GOAL —
Go through the material below and report how many lines contain "nomap". Give only the number.

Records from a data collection
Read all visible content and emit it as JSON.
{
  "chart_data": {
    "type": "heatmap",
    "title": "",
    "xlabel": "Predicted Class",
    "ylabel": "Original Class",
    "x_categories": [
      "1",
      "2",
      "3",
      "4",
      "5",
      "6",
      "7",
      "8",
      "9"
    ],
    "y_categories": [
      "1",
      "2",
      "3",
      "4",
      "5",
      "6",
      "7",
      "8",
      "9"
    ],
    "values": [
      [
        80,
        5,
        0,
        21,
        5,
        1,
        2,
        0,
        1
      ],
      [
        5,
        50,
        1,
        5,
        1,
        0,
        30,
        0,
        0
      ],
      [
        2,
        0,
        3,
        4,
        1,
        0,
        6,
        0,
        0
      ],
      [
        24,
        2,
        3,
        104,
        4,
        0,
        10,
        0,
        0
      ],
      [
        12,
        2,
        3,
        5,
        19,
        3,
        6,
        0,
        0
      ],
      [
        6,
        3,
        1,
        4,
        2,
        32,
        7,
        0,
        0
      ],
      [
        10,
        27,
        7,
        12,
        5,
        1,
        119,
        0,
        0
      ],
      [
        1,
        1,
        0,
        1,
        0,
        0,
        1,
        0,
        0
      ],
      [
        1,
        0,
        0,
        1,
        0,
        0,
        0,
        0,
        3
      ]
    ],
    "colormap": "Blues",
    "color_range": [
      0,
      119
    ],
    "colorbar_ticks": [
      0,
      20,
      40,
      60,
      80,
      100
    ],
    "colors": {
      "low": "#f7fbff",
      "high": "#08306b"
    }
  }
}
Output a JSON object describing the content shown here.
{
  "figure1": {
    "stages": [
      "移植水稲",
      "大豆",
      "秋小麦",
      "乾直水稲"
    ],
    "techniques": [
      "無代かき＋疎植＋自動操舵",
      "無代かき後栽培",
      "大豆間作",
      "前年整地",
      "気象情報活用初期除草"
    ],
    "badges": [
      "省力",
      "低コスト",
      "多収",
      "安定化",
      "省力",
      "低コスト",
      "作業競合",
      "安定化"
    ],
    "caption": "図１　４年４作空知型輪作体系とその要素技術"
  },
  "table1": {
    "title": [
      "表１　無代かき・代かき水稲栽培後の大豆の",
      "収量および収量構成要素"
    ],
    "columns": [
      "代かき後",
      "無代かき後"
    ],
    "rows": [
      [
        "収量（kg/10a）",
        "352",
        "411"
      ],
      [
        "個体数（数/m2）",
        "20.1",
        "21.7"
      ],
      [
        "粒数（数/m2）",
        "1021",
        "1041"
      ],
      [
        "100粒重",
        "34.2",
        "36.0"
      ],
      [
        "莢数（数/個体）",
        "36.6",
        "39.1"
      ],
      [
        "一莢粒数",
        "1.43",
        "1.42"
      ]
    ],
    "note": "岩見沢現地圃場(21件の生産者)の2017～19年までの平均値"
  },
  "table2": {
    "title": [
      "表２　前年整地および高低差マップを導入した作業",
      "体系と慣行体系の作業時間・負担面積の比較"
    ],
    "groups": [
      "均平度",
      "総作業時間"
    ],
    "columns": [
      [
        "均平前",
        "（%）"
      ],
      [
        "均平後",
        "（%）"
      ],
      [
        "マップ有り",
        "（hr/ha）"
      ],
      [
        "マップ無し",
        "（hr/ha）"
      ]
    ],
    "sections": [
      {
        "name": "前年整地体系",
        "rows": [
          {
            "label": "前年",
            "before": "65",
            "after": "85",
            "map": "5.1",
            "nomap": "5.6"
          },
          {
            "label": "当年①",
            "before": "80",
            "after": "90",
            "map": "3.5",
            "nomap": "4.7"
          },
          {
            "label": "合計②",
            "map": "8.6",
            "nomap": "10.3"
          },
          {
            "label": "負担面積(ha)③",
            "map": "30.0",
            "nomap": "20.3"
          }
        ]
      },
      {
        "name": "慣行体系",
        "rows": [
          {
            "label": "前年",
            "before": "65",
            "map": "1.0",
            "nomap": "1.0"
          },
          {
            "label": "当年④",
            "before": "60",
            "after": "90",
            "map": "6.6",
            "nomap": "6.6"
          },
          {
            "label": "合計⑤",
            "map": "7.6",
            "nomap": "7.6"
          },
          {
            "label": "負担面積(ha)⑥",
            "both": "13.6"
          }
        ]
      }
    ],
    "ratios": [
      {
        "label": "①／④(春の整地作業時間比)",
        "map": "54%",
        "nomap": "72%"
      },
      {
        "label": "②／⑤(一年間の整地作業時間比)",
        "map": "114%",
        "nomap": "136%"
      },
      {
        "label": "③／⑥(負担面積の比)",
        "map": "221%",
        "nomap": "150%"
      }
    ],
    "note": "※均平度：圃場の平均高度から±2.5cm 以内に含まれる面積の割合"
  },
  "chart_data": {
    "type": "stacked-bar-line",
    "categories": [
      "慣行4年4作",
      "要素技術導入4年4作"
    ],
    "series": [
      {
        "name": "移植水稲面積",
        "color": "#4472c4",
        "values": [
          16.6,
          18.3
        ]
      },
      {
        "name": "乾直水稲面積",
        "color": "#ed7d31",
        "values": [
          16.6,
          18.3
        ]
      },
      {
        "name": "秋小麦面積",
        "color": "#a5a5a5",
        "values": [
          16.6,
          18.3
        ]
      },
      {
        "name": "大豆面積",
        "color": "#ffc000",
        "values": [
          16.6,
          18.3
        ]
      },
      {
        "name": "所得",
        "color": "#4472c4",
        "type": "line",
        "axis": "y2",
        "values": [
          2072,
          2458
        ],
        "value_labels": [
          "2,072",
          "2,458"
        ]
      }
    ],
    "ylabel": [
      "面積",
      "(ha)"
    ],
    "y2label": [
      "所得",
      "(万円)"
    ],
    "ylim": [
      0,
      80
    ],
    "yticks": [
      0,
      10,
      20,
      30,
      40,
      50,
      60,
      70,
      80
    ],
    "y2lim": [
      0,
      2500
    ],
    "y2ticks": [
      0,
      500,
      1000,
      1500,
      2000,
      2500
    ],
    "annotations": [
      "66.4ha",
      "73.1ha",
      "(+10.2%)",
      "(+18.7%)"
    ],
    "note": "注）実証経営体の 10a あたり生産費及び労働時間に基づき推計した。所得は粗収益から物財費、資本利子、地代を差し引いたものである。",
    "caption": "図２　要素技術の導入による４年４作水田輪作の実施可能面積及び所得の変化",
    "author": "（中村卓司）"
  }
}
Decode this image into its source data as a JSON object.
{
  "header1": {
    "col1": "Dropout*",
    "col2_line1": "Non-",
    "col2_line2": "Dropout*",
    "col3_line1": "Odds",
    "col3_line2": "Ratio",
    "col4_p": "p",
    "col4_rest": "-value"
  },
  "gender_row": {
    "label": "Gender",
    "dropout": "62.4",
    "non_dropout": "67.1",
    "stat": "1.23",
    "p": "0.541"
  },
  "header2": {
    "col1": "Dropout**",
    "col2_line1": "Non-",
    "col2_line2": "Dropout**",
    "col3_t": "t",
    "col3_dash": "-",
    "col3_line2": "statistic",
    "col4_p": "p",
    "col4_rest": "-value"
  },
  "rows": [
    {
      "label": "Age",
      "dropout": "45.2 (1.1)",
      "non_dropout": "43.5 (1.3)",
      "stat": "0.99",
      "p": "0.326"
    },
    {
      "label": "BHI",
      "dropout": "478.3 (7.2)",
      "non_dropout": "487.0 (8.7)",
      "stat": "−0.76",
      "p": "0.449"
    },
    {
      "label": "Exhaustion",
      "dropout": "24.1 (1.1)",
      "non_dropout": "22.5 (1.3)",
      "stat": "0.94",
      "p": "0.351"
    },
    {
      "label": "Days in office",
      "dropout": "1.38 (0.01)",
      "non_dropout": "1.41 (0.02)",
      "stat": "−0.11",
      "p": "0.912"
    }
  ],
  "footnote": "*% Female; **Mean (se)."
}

ANSWER IN FULL —
10